[start]
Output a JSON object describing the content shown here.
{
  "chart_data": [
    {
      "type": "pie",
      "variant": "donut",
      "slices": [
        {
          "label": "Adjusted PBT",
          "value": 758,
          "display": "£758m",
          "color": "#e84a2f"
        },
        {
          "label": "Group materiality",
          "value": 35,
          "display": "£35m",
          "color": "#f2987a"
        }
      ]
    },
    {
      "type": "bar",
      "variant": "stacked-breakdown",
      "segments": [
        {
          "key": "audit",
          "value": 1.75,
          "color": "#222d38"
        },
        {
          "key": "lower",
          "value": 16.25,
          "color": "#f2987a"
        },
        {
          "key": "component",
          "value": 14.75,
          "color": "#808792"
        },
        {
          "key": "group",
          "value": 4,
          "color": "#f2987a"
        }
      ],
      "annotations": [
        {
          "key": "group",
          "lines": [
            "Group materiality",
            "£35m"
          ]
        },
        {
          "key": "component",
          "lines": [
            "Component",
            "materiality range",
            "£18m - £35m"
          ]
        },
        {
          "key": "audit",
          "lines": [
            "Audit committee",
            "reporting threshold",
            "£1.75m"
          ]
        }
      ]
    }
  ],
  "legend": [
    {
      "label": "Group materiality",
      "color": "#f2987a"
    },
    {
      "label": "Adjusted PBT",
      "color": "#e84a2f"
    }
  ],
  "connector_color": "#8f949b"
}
[end]
▶ _WRITTEN INSTRUCTION_: Extract each record, keeping it identical to the original.

▶ _RESULT FOR THIS EXERCISE_:
Output a JSON object describing the content shown here.
{
  "chart_data": [
    {
      "type": "pie",
      "variant": "donut",
      "slices": [
        {
          "label": "Adjusted PBT",
          "value": 758,
          "display": "£758m",
          "color": "#e84a2f"
        },
        {
          "label": "Group materiality",
          "value": 35,
          "display": "£35m",
          "color": "#f2987a"
        }
      ]
    },
    {
      "type": "bar",
      "variant": "stacked-breakdown",
      "segments": [
        {
          "key": "audit",
          "value": 1.75,
          "color": "#222d38"
        },
        {
          "key": "lower",
          "value": 16.25,
          "color": "#f2987a"
        },
        {
          "key": "component",
          "value": 14.75,
          "color": "#808792"
        },
        {
          "key": "group",
          "value": 4,
          "color": "#f2987a"
        }
      ],
      "annotations": [
        {
          "key": "group",
          "lines": [
            "Group materiality",
            "£35m"
          ]
        },
        {
          "key": "component",
          "lines": [
            "Component",
            "materiality range",
            "£18m - £35m"
          ]
        },
        {
          "key": "audit",
          "lines": [
            "Audit committee",
            "reporting threshold",
            "£1.75m"
          ]
        }
      ]
    }
  ],
  "legend": [
    {
      "label": "Group materiality",
      "color": "#f2987a"
    },
    {
      "label": "Adjusted PBT",
      "color": "#e84a2f"
    }
  ],
  "connector_color": "#8f949b"
}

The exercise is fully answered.